### Data entries
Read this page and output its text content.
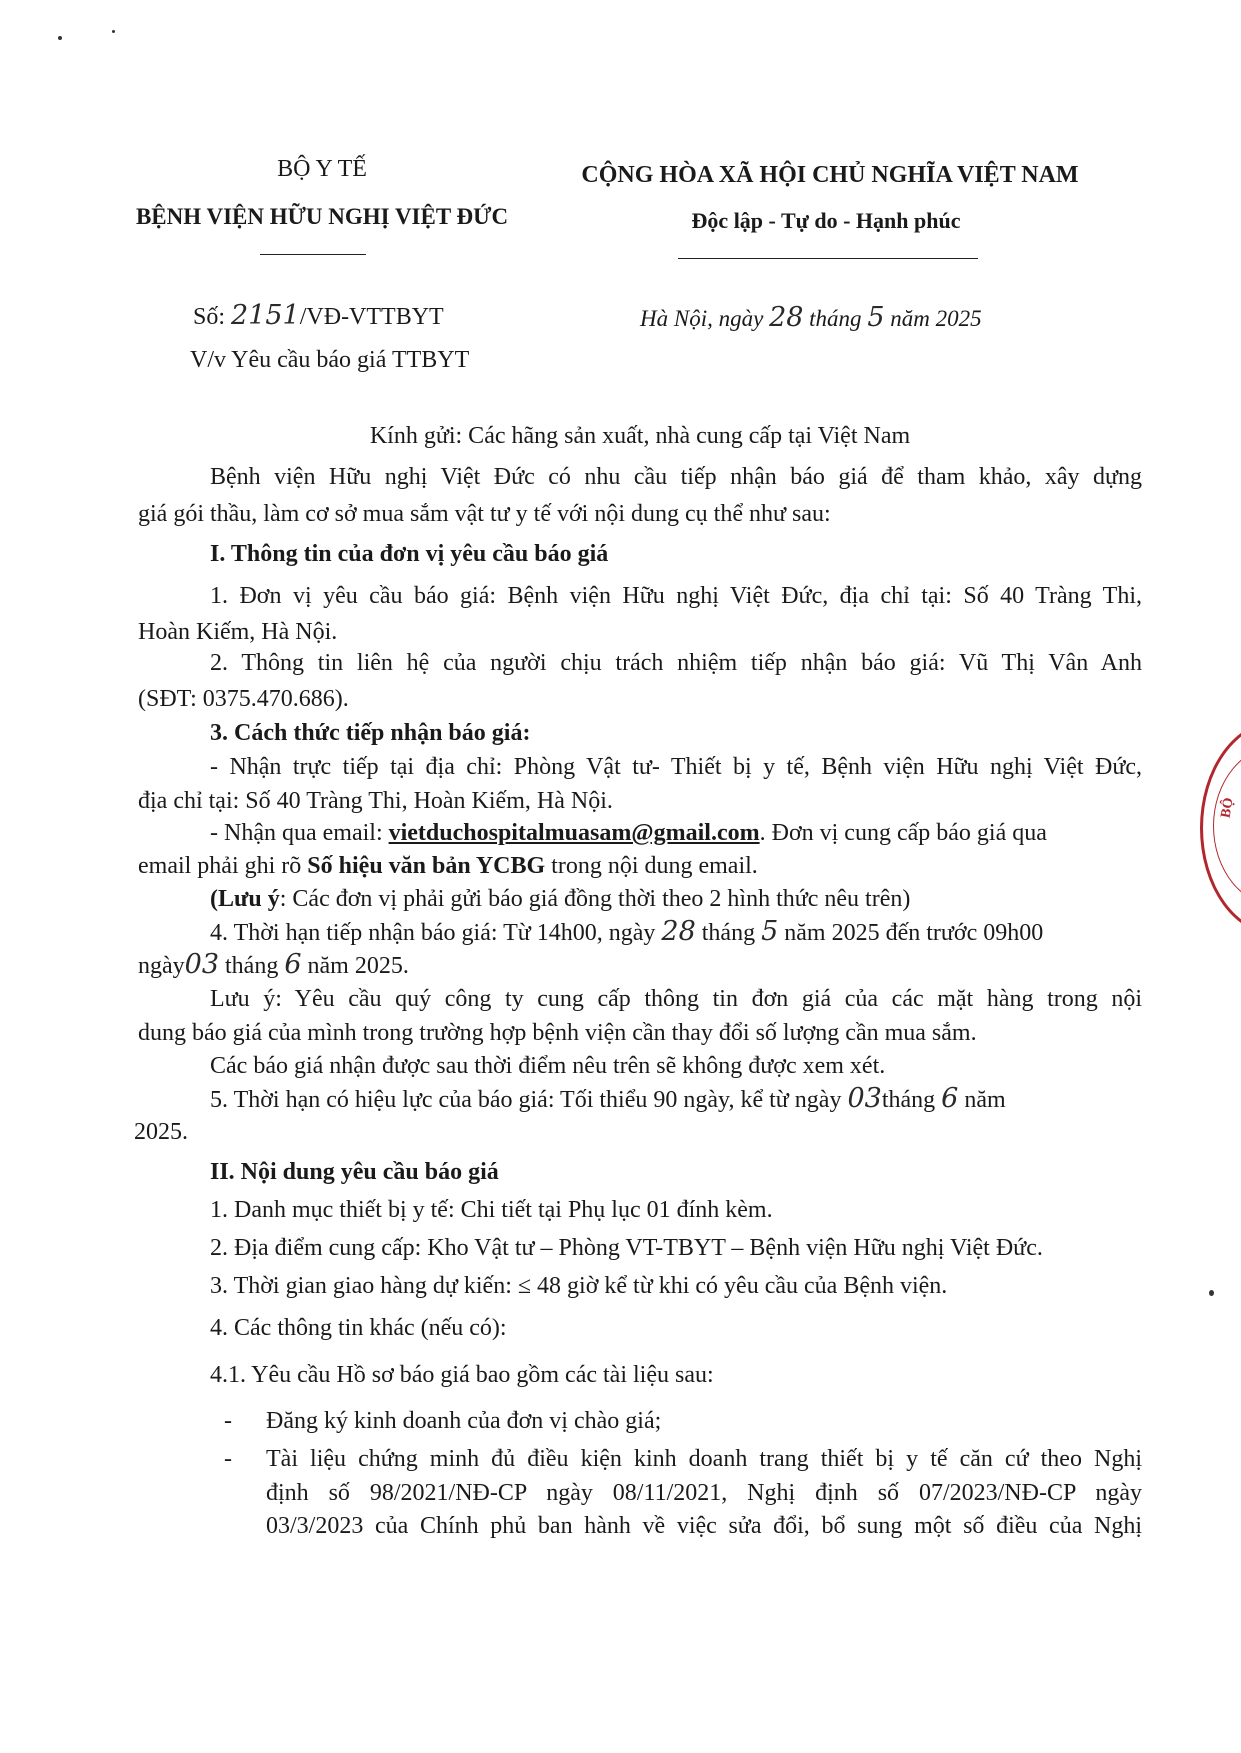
BỘ Y TẾ
BỆNH VIỆN HỮU NGHỊ VIỆT ĐỨC
CỘNG HÒA XÃ HỘI CHỦ NGHĨA VIỆT NAM
Độc lập - Tự do - Hạnh phúc
Số: 2151/VĐ-VTTBYT
V/v Yêu cầu báo giá TTBYT
Hà Nội, ngày 28 tháng 5 năm 2025
Kính gửi: Các hãng sản xuất, nhà cung cấp tại Việt Nam
Bệnh viện Hữu nghị Việt Đức có nhu cầu tiếp nhận báo giá để tham khảo, xây dựng
giá gói thầu, làm cơ sở mua sắm vật tư y tế với nội dung cụ thể như sau:
I. Thông tin của đơn vị yêu cầu báo giá
1. Đơn vị yêu cầu báo giá: Bệnh viện Hữu nghị Việt Đức, địa chỉ tại: Số 40 Tràng Thi,
Hoàn Kiếm, Hà Nội.
2. Thông tin liên hệ của người chịu trách nhiệm tiếp nhận báo giá: Vũ Thị Vân Anh
(SĐT: 0375.470.686).
3. Cách thức tiếp nhận báo giá:
- Nhận trực tiếp tại địa chỉ: Phòng Vật tư- Thiết bị y tế, Bệnh viện Hữu nghị Việt Đức,
địa chỉ tại: Số 40 Tràng Thi, Hoàn Kiếm, Hà Nội.
- Nhận qua email: vietduchospitalmuasam@gmail.com. Đơn vị cung cấp báo giá qua
email phải ghi rõ Số hiệu văn bản YCBG trong nội dung email.
(Lưu ý: Các đơn vị phải gửi báo giá đồng thời theo 2 hình thức nêu trên)
4. Thời hạn tiếp nhận báo giá: Từ 14h00, ngày 28 tháng 5 năm 2025 đến trước 09h00
ngày03 tháng 6 năm 2025.
Lưu ý: Yêu cầu quý công ty cung cấp thông tin đơn giá của các mặt hàng trong nội
dung báo giá của mình trong trường hợp bệnh viện cần thay đổi số lượng cần mua sắm.
Các báo giá nhận được sau thời điểm nêu trên sẽ không được xem xét.
5. Thời hạn có hiệu lực của báo giá: Tối thiểu 90 ngày, kể từ ngày 03tháng 6 năm
2025.
II. Nội dung yêu cầu báo giá
1. Danh mục thiết bị y tế: Chi tiết tại Phụ lục 01 đính kèm.
2. Địa điểm cung cấp: Kho Vật tư – Phòng VT-TBYT – Bệnh viện Hữu nghị Việt Đức.
3. Thời gian giao hàng dự kiến: ≤ 48 giờ kể từ khi có yêu cầu của Bệnh viện.
4. Các thông tin khác (nếu có):
4.1. Yêu cầu Hồ sơ báo giá bao gồm các tài liệu sau:
- Đăng ký kinh doanh của đơn vị chào giá;
- Tài liệu chứng minh đủ điều kiện kinh doanh trang thiết bị y tế căn cứ theo Nghị
định số 98/2021/NĐ-CP ngày 08/11/2021, Nghị định số 07/2023/NĐ-CP ngày
03/3/2023 của Chính phủ ban hành về việc sửa đổi, bổ sung một số điều của Nghị
BỘ
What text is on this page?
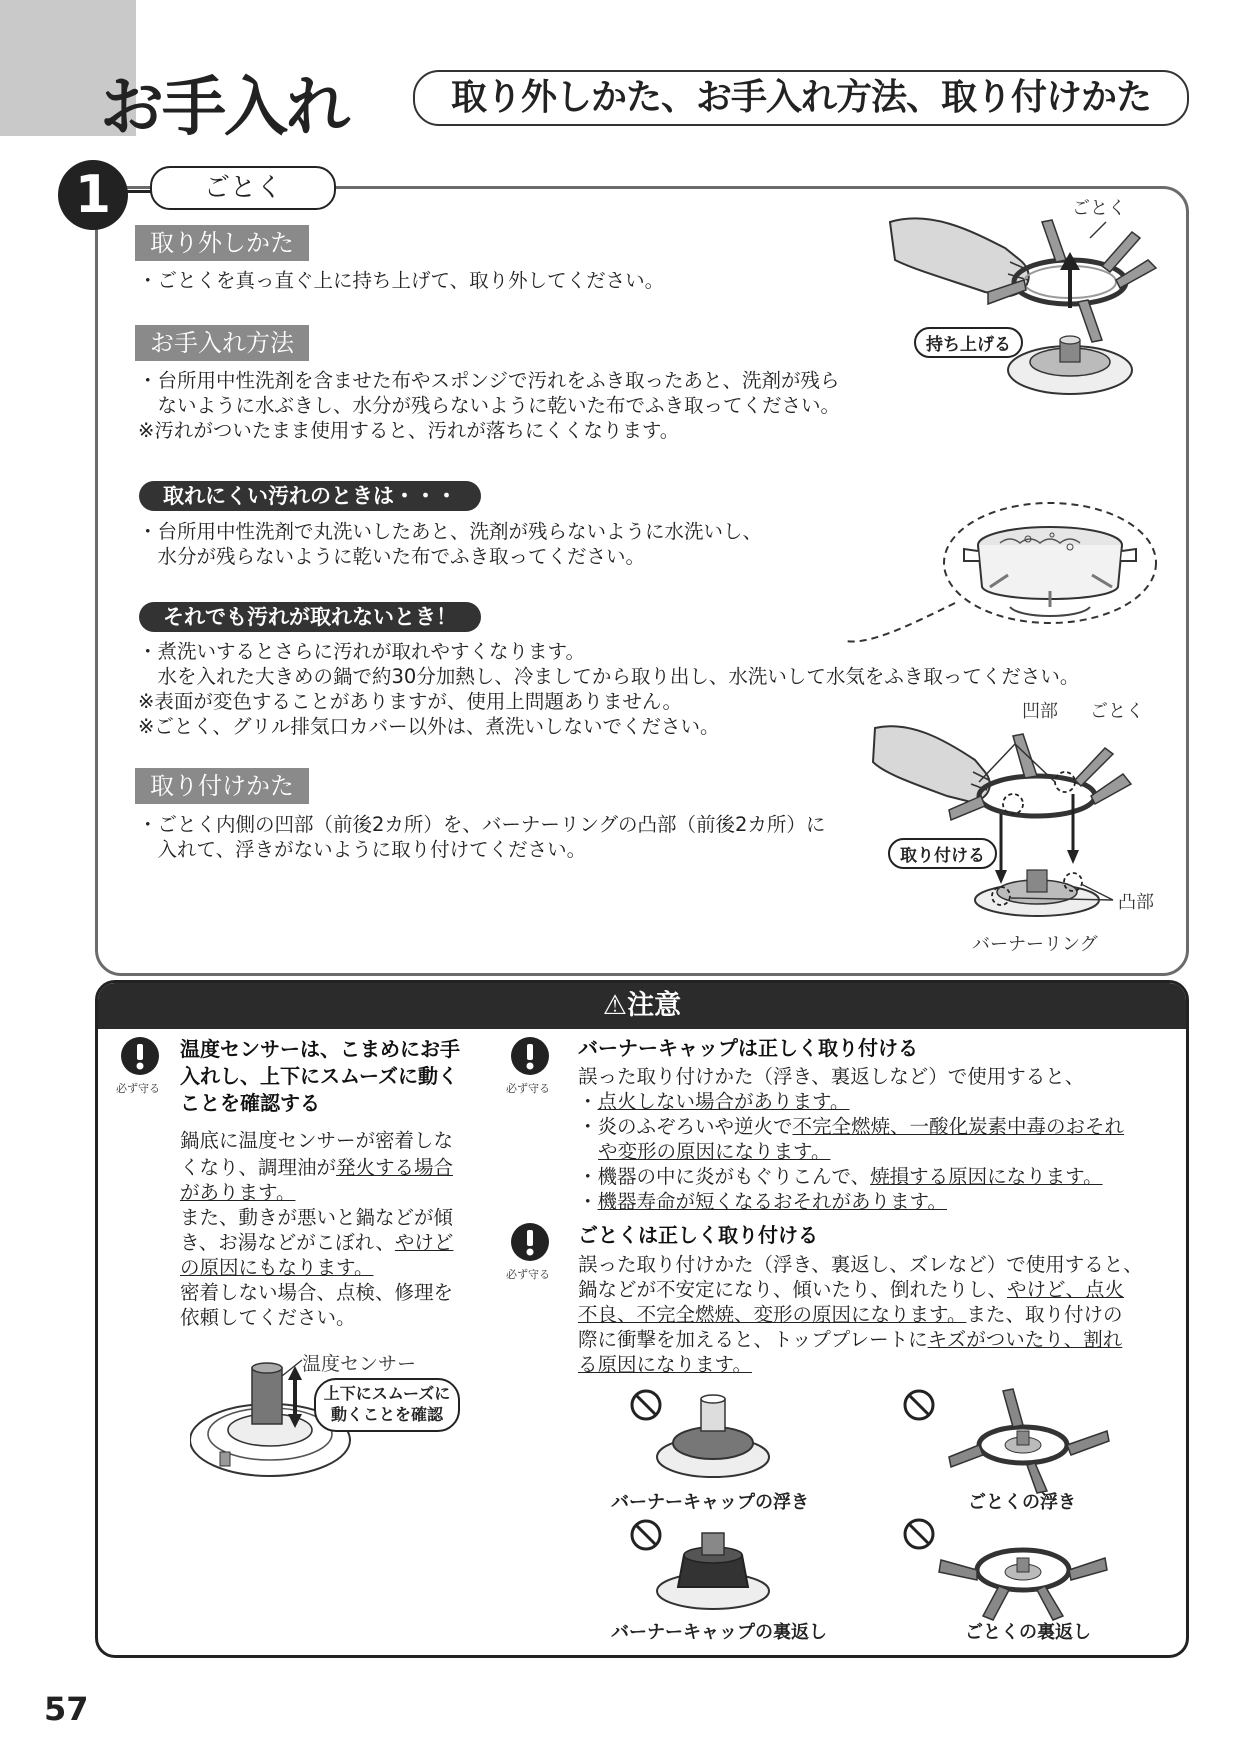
お手入れ	取り外しかた、お手入れ方法、取り付けかた
1	ごとく
取り外しかた
・ごとくを真っ直ぐ上に持ち上げて、取り外してください。
お手入れ方法
・台所用中性洗剤を含ませた布やスポンジで汚れをふき取ったあと、洗剤が残ら
　ないように水ぶきし、水分が残らないように乾いた布でふき取ってください。
※汚れがついたまま使用すると、汚れが落ちにくくなります。
取れにくい汚れのときは・・・
・台所用中性洗剤で丸洗いしたあと、洗剤が残らないように水洗いし、
　水分が残らないように乾いた布でふき取ってください。
それでも汚れが取れないとき！
・煮洗いするとさらに汚れが取れやすくなります。
　水を入れた大きめの鍋で約30分加熱し、冷ましてから取り出し、水洗いして水気をふき取ってください。
※表面が変色することがありますが、使用上問題ありません。
※ごとく、グリル排気口カバー以外は、煮洗いしないでください。
取り付けかた
・ごとく内側の凹部（前後2カ所）を、バーナーリングの凸部（前後2カ所）に
　入れて、浮きがないように取り付けてください。
ごとく
持ち上げる
凹部 ごとく
取り付ける
凸部
バーナーリング
⚠注意
必ず守る	必ず守る
必ず守る
温度センサーは、こまめにお手
入れし、上下にスムーズに動く
ことを確認する
鍋底に温度センサーが密着しな
くなり、調理油が発火する場合
があります。
また、動きが悪いと鍋などが傾
き、お湯などがこぼれ、やけど
の原因にもなります。
密着しない場合、点検、修理を
依頼してください。
温度センサー
上下にスムーズに
動くことを確認
バーナーキャップは正しく取り付ける
誤った取り付けかた（浮き、裏返しなど）で使用すると、
・点火しない場合があります。
・炎のふぞろいや逆火で不完全燃焼、一酸化炭素中毒のおそれ
や変形の原因になります。
・機器の中に炎がもぐりこんで、焼損する原因になります。
・機器寿命が短くなるおそれがあります。
ごとくは正しく取り付ける
誤った取り付けかた（浮き、裏返し、ズレなど）で使用すると、
鍋などが不安定になり、傾いたり、倒れたりし、やけど、点火
不良、不完全燃焼、変形の原因になります。また、取り付けの
際に衝撃を加えると、トッププレートにキズがついたり、割れ
る原因になります。
バーナーキャップの浮き	ごとくの浮き
バーナーキャップの裏返し	ごとくの裏返し
57
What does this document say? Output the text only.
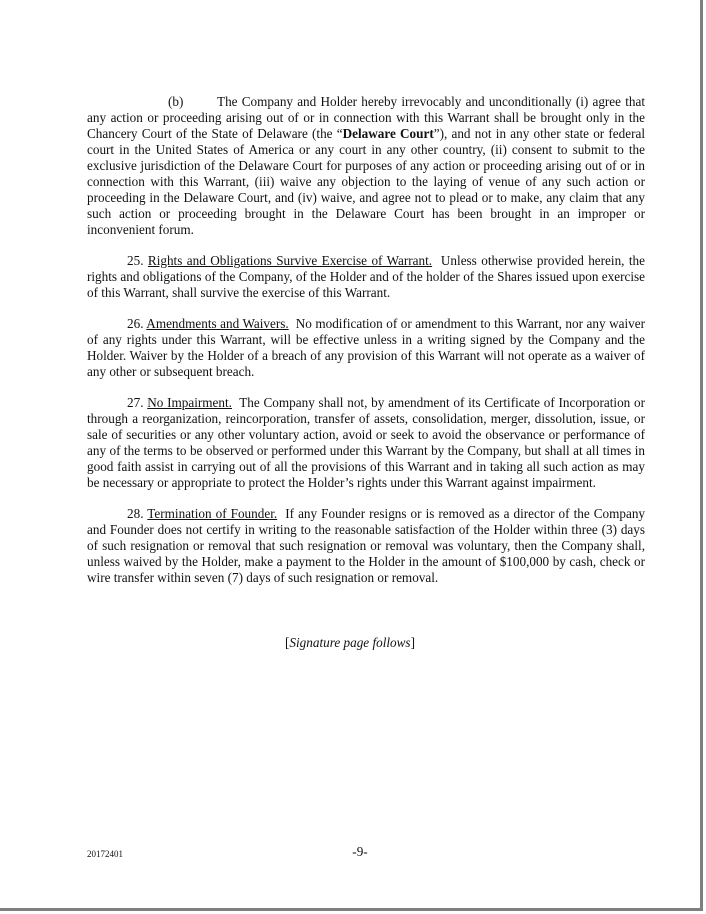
(b)	The Company and Holder hereby irrevocably and unconditionally (i) agree that any action or proceeding arising out of or in connection with this Warrant shall be brought only in the Chancery Court of the State of Delaware (the “Delaware Court”), and not in any other state or federal court in the United States of America or any court in any other country, (ii) consent to submit to the exclusive jurisdiction of the Delaware Court for purposes of any action or proceeding arising out of or in connection with this Warrant, (iii) waive any objection to the laying of venue of any such action or proceeding in the Delaware Court, and (iv) waive, and agree not to plead or to make, any claim that any such action or proceeding brought in the Delaware Court has been brought in an improper or inconvenient forum.

25. Rights and Obligations Survive Exercise of Warrant. Unless otherwise provided herein, the rights and obligations of the Company, of the Holder and of the holder of the Shares issued upon exercise of this Warrant, shall survive the exercise of this Warrant.

26. Amendments and Waivers. No modification of or amendment to this Warrant, nor any waiver of any rights under this Warrant, will be effective unless in a writing signed by the Company and the Holder. Waiver by the Holder of a breach of any provision of this Warrant will not operate as a waiver of any other or subsequent breach.

27. No Impairment. The Company shall not, by amendment of its Certificate of Incorporation or through a reorganization, reincorporation, transfer of assets, consolidation, merger, dissolution, issue, or sale of securities or any other voluntary action, avoid or seek to avoid the observance or performance of any of the terms to be observed or performed under this Warrant by the Company, but shall at all times in good faith assist in carrying out of all the provisions of this Warrant and in taking all such action as may be necessary or appropriate to protect the Holder’s rights under this Warrant against impairment.

28. Termination of Founder. If any Founder resigns or is removed as a director of the Company and Founder does not certify in writing to the reasonable satisfaction of the Holder within three (3) days of such resignation or removal that such resignation or removal was voluntary, then the Company shall, unless waived by the Holder, make a payment to the Holder in the amount of $100,000 by cash, check or wire transfer within seven (7) days of such resignation or removal.

[Signature page follows]
20172401	-9-
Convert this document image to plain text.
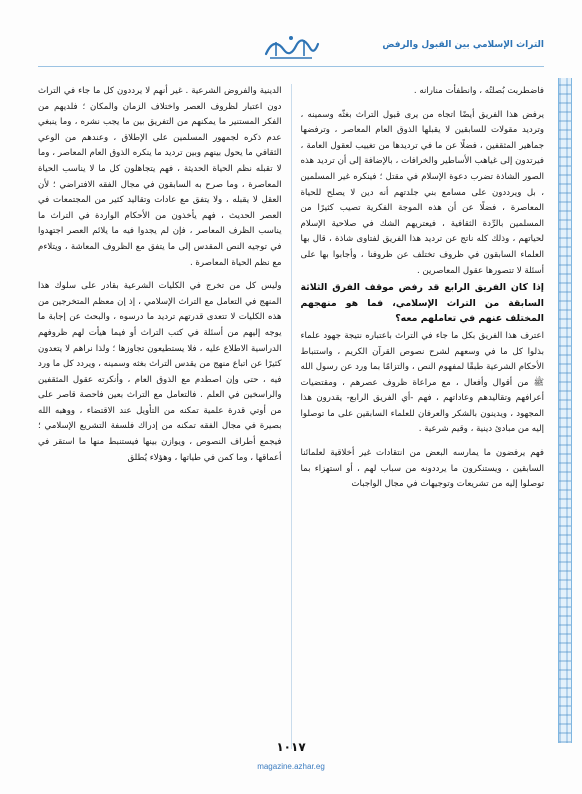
التراث الإسلامي بين القبول والرفض

فاضطربت بُصلتُه ، وانطفأت منارانه .

يرفض هذا الفريق أيضًا اتجاه من يرى قبول التراث بغثّه وسمينه ، وترديد مقولات للسابقين لا يقبلها الذوق العام المعاصر ، وترفضها جماهير المثقفين ، فضلًا عن ما في ترديدها من تغييب لعقول العامة ، فيرتدون إلى غياهب الأساطير والخرافات ، بالإضافة إلى أن ترديد هذه الصور الشاذة تضرب دعوة الإسلام في مقتل ؛ فينكره غير المسلمين ، بل ويرددون على مسامع بني جلدتهم أنه دين لا يصلح للحياة المعاصرة ، فضلًا عن أن هذه الموجة الفكرية تصيب كثيرًا من المسلمين بالرِّدة الثقافية ، فيعتريهم الشك في صلاحية الإسلام لحياتهم ، وذلك كله ناتج عن ترديد هذا الفريق لفتاوى شاذة ، قال بها العلماء السابقون في ظروف تختلف عن ظروفنا ، وأجابوا بها على أسئلة لا تتصورها عقول المعاصرين .

إذا كان الفريق الرابع قد رفض موقف الفرق الثلاثة السابقة من التراث الإسلامي، فما هو منهجهم المختلف عنهم في تعاملهم معه؟

اعترف هذا الفريق بكل ما جاء في التراث باعتباره نتيجة جهود علماء بذلوا كل ما في وسعهم لشرح نصوص القرآن الكريم ، واستنباط الأحكام الشرعية طبقًا لمفهوم النص ، والتزامًا بما ورد عن رسول الله ﷺ من أقوال وأفعال ، مع مراعاة ظروف عصرهم ، ومقتضيات أعرافهم وتقاليدهم وعاداتهم ، فهم -أي الفريق الرابع- يقدرون هذا المجهود ، ويدينون بالشكر والعرفان للعلماء السابقين على ما توصلوا إليه من مبادئ دينية ، وقيم شرعية .

فهم يرفضون ما يمارسه البعض من انتقادات غير أخلاقية لعلمائنا السابقين ، ويستنكرون ما يرددونه من سباب لهم ، أو استهزاء بما توصلوا إليه من تشريعات وتوجيهات في مجال الواجبات

الدينية والفروض الشرعية . غير أنهم لا يرددون كل ما جاء في التراث دون اعتبار لظروف العصر واختلاف الزمان والمكان ؛ فلديهم من الفكر المستنير ما يمكنهم من التفريق بين ما يجب نشره ، وما ينبغي عدم ذكره لجمهور المسلمين على الإطلاق ، وعندهم من الوعي الثقافي ما يحول بينهم وبين ترديد ما ينكره الذوق العام المعاصر ، وما لا تقبله نظم الحياة الحديثة ، فهم يتجاهلون كل ما لا يناسب الحياة المعاصرة ، وما صرح به السابقون في مجال الفقه الافتراضي ؛ لأن العقل لا يقبله ، ولا يتفق مع عادات وتقاليد كثير من المجتمعات في العصر الحديث ، فهم يأخذون من الأحكام الواردة في التراث ما يناسب الظرف المعاصر ، فإن لم يجدوا فيه ما يلائم العصر اجتهدوا في توجيه النص المقدس إلى ما يتفق مع الظروف المعاشة ، ويتلاءم مع نظم الحياة المعاصرة .

وليس كل من تخرج في الكليات الشرعية بقادر على سلوك هذا المنهج في التعامل مع التراث الإسلامي ، إذ إن معظم المتخرجين من هذه الكليات لا تتعدى قدرتهم ترديد ما درسوه ، والبحث عن إجابة ما يوجه إليهم من أسئلة في كتب التراث أو فيما هيأت لهم ظروفهم الدراسية الاطلاع عليه ، فلا يستطيعون تجاوزها ؛ ولذا نراهم لا يتعدون كثيرًا عن اتباع منهج من يقدس التراث بغثه وسمينه ، ويردد كل ما ورد فيه ، حتى وإن اصطدم مع الذوق العام ، وأنكرته عقول المثقفين والراسخين في العلم . فالتعامل مع التراث بعين فاحصة قاصر على من أوتي قدرة علمية تمكنه من التأويل عند الاقتضاء ، ووهبه الله بصيرة في مجال الفقه تمكنه من إدراك فلسفة التشريع الإسلامي ؛ فيجمع أطراف النصوص ، ويوازن بينها فيستنبط منها ما استقر في أعماقها ، وما كمن في طياتها ، وهؤلاء يُطلق

١٠١٧
magazine.azhar.eg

### Exercise
Give the number of lines containing the word "أسئلة". No other answer is needed.

### Exercise answer
2